TASK TO CARRY OUT — Only the lines from the one holding "Read out every word on this page." to the end should be retyped, exactly, with both ends included and no pictures.
-------- PROVIDED RECORDS --------
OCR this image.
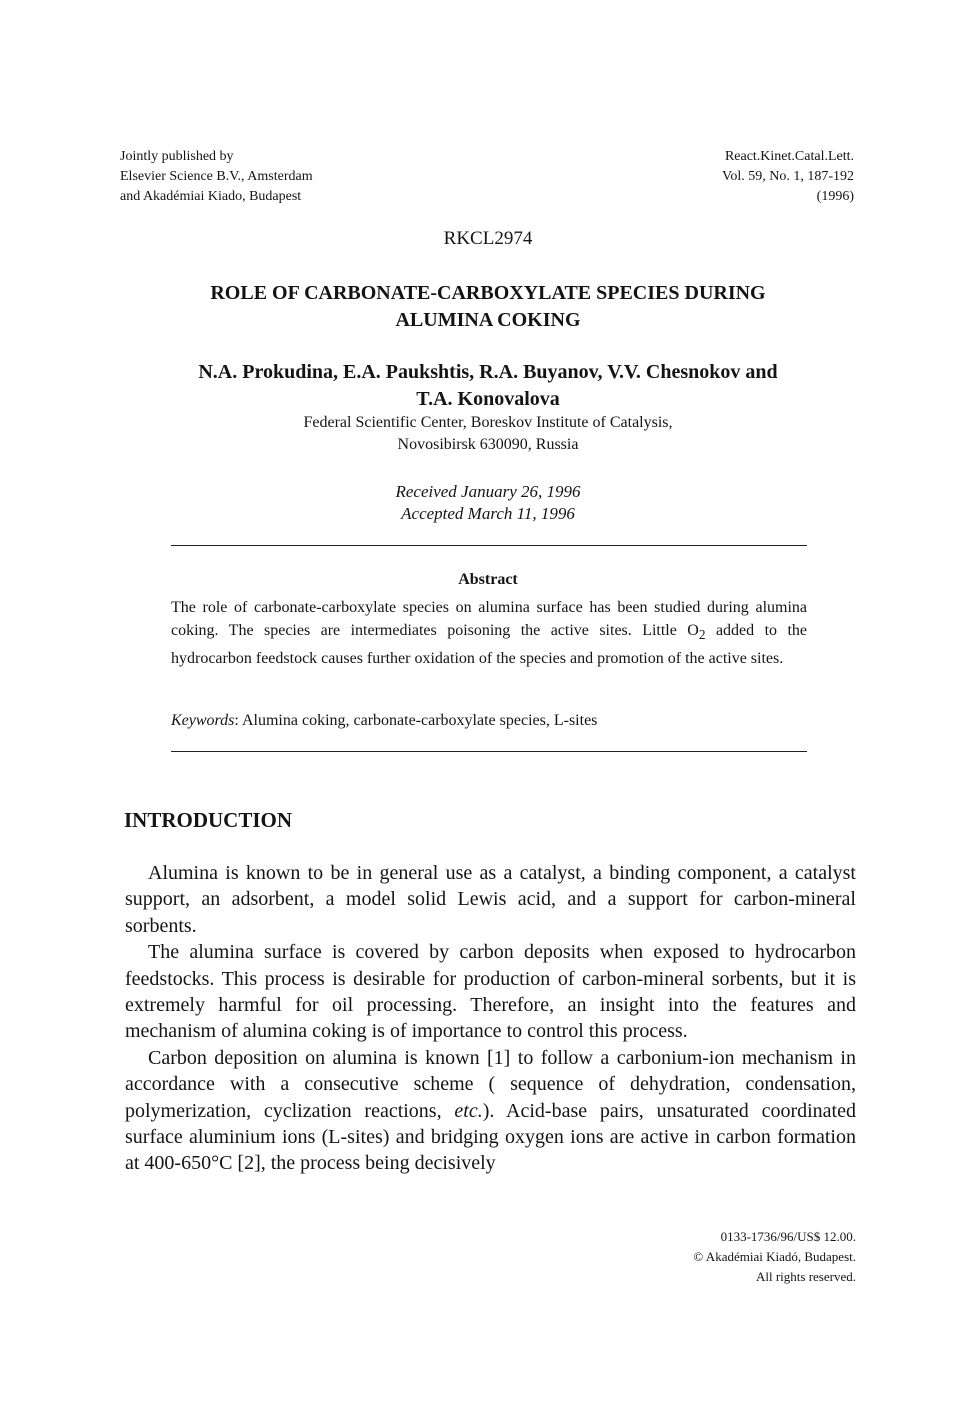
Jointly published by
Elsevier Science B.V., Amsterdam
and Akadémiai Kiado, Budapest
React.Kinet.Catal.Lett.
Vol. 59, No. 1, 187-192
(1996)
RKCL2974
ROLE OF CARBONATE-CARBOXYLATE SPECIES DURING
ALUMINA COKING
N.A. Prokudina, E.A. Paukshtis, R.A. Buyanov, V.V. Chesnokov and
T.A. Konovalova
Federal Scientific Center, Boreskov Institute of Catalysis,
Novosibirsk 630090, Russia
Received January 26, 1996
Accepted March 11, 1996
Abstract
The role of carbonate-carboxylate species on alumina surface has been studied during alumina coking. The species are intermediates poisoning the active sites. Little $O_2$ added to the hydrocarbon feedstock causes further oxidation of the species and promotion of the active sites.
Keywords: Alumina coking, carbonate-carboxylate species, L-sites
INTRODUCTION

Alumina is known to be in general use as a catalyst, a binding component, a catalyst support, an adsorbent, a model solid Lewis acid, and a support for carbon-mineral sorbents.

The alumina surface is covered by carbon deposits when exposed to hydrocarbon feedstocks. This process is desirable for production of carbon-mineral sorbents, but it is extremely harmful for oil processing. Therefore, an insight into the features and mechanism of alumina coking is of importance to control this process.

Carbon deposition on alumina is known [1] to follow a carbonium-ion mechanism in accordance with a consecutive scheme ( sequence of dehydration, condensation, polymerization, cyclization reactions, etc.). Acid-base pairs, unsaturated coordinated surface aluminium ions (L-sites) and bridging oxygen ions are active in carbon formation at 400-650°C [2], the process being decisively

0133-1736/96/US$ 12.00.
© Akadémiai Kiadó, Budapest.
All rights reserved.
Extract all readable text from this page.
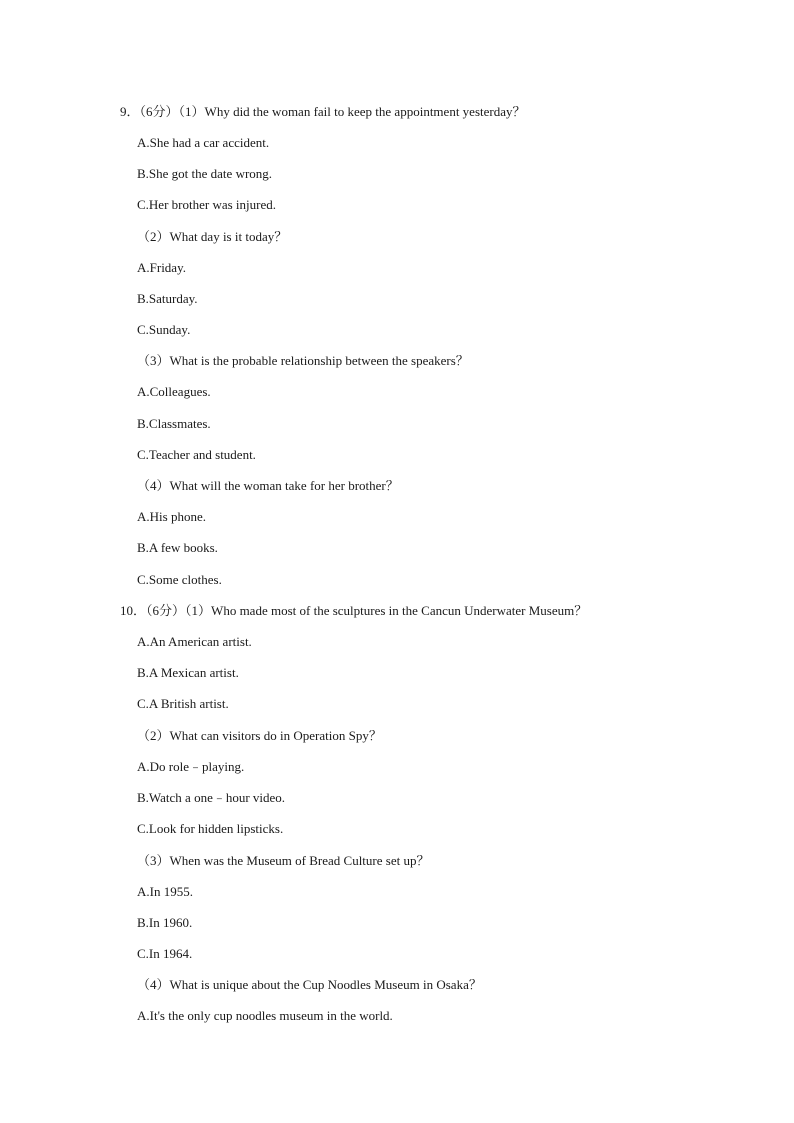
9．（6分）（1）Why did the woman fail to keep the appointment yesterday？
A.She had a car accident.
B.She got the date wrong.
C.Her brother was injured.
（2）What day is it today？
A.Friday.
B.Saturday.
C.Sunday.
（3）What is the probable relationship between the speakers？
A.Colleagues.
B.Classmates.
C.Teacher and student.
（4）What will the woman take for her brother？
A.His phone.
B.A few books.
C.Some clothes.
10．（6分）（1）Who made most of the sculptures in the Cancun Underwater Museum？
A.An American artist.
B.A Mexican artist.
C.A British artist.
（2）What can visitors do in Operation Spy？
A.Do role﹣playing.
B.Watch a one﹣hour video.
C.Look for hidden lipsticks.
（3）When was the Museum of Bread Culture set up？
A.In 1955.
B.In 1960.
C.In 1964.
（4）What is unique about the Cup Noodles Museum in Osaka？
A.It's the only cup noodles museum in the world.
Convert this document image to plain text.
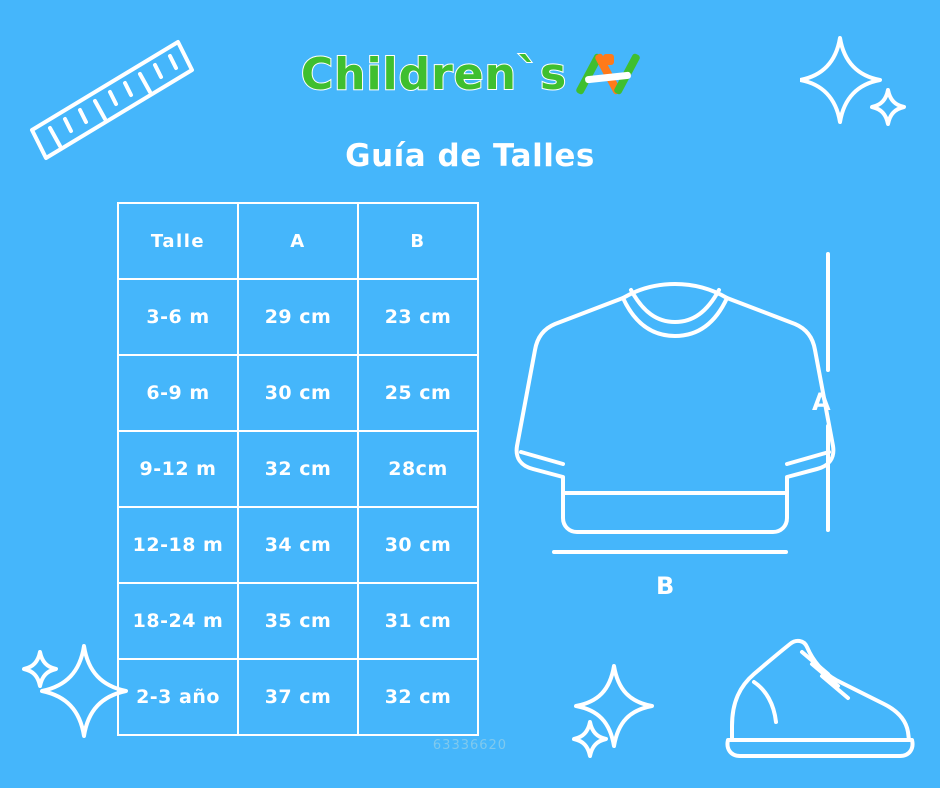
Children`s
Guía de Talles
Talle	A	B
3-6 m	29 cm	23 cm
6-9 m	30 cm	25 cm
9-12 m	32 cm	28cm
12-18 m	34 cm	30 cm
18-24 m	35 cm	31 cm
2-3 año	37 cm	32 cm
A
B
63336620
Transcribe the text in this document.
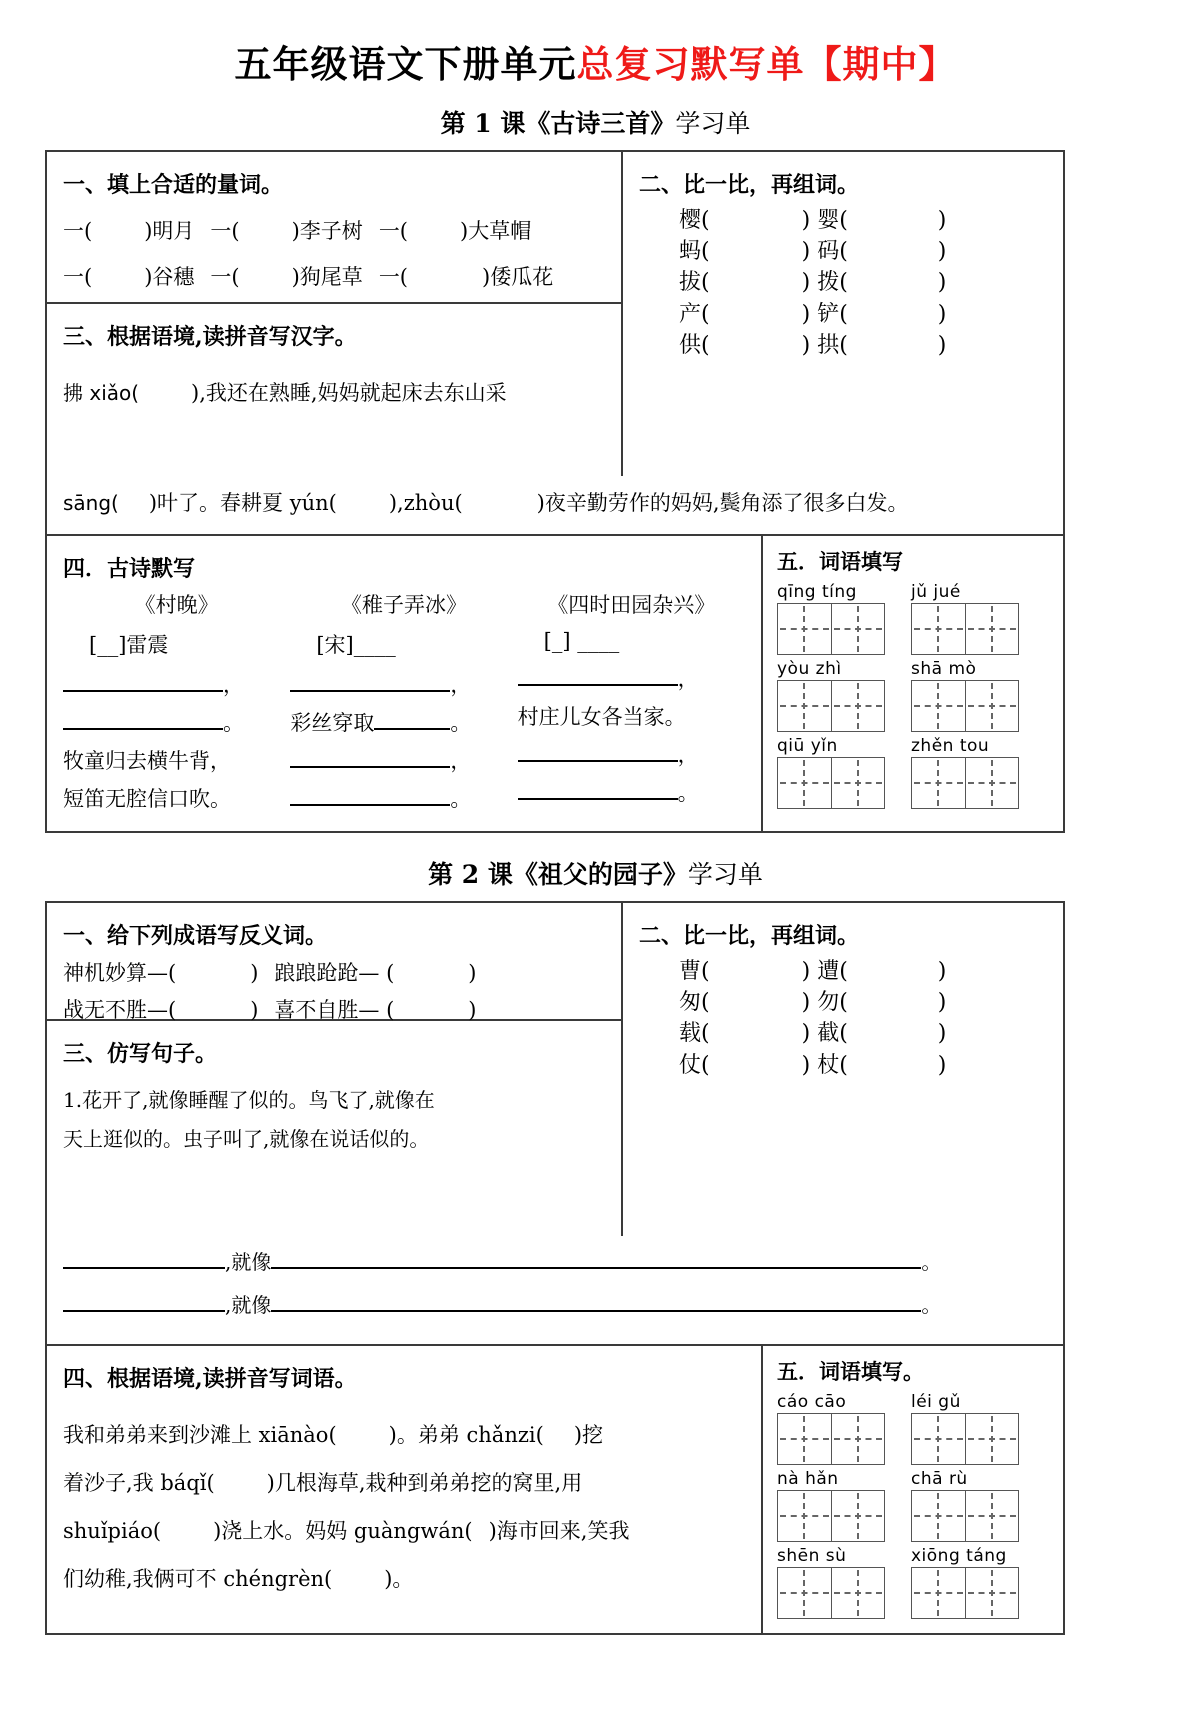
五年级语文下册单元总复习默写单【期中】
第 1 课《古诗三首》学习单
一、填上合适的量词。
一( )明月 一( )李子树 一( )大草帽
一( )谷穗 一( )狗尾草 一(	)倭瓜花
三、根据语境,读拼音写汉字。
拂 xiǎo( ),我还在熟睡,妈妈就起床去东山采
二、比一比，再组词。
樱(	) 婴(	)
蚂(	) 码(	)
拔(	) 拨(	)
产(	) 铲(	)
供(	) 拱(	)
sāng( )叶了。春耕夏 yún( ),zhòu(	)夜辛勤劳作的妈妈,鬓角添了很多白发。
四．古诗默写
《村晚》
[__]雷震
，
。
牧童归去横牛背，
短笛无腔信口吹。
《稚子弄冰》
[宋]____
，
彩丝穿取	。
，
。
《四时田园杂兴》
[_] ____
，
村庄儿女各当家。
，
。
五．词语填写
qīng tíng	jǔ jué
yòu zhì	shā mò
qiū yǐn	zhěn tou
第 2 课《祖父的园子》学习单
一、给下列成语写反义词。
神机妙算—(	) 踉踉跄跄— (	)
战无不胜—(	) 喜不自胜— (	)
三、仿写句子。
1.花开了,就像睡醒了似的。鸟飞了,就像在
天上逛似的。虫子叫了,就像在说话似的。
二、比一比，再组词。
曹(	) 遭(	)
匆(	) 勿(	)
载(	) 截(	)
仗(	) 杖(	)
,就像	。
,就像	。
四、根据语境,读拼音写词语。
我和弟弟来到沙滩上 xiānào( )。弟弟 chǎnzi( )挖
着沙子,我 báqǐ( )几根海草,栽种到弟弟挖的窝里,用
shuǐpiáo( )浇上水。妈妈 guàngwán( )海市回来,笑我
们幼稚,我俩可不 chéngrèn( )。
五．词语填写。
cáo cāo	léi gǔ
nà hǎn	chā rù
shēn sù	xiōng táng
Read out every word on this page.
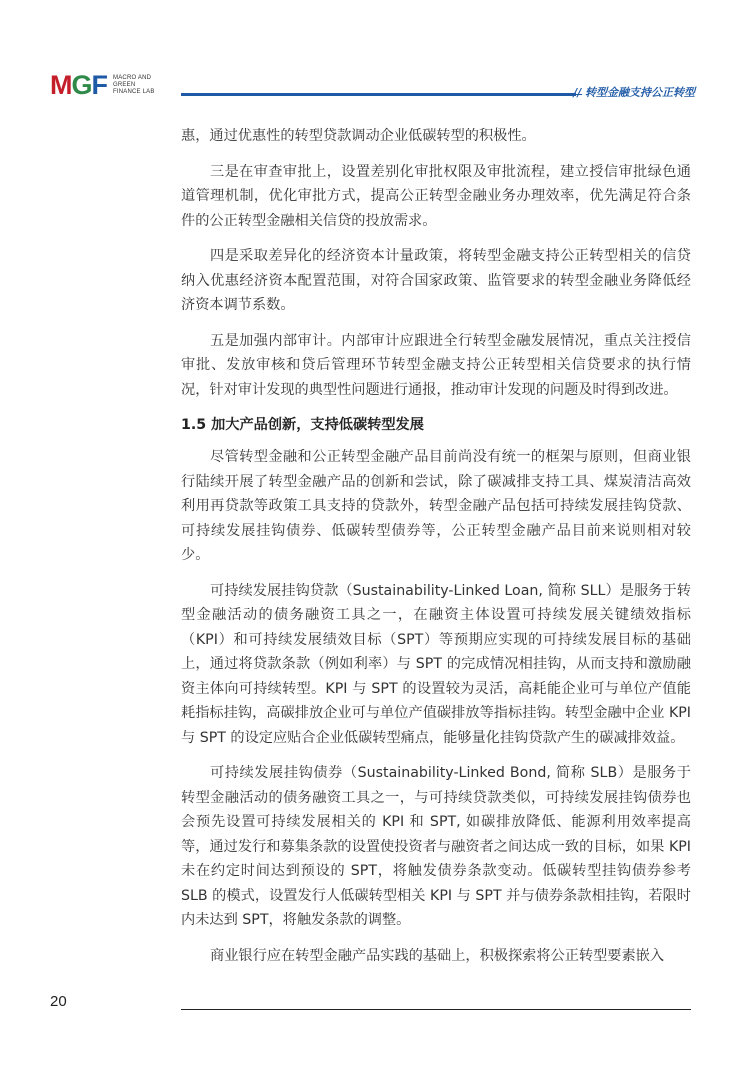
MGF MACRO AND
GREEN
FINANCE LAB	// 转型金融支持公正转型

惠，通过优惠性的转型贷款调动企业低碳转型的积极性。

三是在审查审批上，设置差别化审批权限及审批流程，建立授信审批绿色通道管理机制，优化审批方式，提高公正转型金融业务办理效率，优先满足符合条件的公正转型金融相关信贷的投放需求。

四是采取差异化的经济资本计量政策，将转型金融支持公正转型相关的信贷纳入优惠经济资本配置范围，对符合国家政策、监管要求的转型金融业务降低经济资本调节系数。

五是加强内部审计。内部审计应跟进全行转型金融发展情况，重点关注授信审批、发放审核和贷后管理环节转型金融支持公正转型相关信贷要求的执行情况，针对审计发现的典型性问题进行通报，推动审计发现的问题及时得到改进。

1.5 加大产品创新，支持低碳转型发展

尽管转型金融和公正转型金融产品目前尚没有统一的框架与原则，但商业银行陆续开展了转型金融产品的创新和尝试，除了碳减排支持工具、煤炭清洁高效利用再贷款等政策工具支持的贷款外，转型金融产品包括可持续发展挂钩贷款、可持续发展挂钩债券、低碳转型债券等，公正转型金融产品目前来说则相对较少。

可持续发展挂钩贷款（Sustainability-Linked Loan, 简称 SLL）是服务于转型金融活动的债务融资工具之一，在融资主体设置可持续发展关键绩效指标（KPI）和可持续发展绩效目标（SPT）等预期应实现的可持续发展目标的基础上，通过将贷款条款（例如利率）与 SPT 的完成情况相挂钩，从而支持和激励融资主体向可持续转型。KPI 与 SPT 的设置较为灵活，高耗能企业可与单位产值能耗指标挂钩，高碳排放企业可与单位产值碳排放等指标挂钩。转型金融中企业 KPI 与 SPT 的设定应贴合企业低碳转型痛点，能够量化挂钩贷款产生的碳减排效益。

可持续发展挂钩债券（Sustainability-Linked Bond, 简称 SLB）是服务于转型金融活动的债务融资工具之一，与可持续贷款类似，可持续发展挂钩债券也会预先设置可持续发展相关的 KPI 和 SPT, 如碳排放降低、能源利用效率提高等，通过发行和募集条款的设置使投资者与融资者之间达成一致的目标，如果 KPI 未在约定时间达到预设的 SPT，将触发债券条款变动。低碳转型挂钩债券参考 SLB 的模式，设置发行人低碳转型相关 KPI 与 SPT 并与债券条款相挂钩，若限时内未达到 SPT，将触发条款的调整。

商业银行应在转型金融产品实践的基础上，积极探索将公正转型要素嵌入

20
--------
CORRECT RESPONSE —
Read out every word on this page.
MGF MACRO AND
GREEN
FINANCE LAB	// 转型金融支持公正转型

惠，通过优惠性的转型贷款调动企业低碳转型的积极性。

三是在审查审批上，设置差别化审批权限及审批流程，建立授信审批绿色通道管理机制，优化审批方式，提高公正转型金融业务办理效率，优先满足符合条件的公正转型金融相关信贷的投放需求。

四是采取差异化的经济资本计量政策，将转型金融支持公正转型相关的信贷纳入优惠经济资本配置范围，对符合国家政策、监管要求的转型金融业务降低经济资本调节系数。

五是加强内部审计。内部审计应跟进全行转型金融发展情况，重点关注授信审批、发放审核和贷后管理环节转型金融支持公正转型相关信贷要求的执行情况，针对审计发现的典型性问题进行通报，推动审计发现的问题及时得到改进。

1.5 加大产品创新，支持低碳转型发展

尽管转型金融和公正转型金融产品目前尚没有统一的框架与原则，但商业银行陆续开展了转型金融产品的创新和尝试，除了碳减排支持工具、煤炭清洁高效利用再贷款等政策工具支持的贷款外，转型金融产品包括可持续发展挂钩贷款、可持续发展挂钩债券、低碳转型债券等，公正转型金融产品目前来说则相对较少。

可持续发展挂钩贷款（Sustainability-Linked Loan, 简称 SLL）是服务于转型金融活动的债务融资工具之一，在融资主体设置可持续发展关键绩效指标（KPI）和可持续发展绩效目标（SPT）等预期应实现的可持续发展目标的基础上，通过将贷款条款（例如利率）与 SPT 的完成情况相挂钩，从而支持和激励融资主体向可持续转型。KPI 与 SPT 的设置较为灵活，高耗能企业可与单位产值能耗指标挂钩，高碳排放企业可与单位产值碳排放等指标挂钩。转型金融中企业 KPI 与 SPT 的设定应贴合企业低碳转型痛点，能够量化挂钩贷款产生的碳减排效益。

可持续发展挂钩债券（Sustainability-Linked Bond, 简称 SLB）是服务于转型金融活动的债务融资工具之一，与可持续贷款类似，可持续发展挂钩债券也会预先设置可持续发展相关的 KPI 和 SPT, 如碳排放降低、能源利用效率提高等，通过发行和募集条款的设置使投资者与融资者之间达成一致的目标，如果 KPI 未在约定时间达到预设的 SPT，将触发债券条款变动。低碳转型挂钩债券参考 SLB 的模式，设置发行人低碳转型相关 KPI 与 SPT 并与债券条款相挂钩，若限时内未达到 SPT，将触发条款的调整。

商业银行应在转型金融产品实践的基础上，积极探索将公正转型要素嵌入

20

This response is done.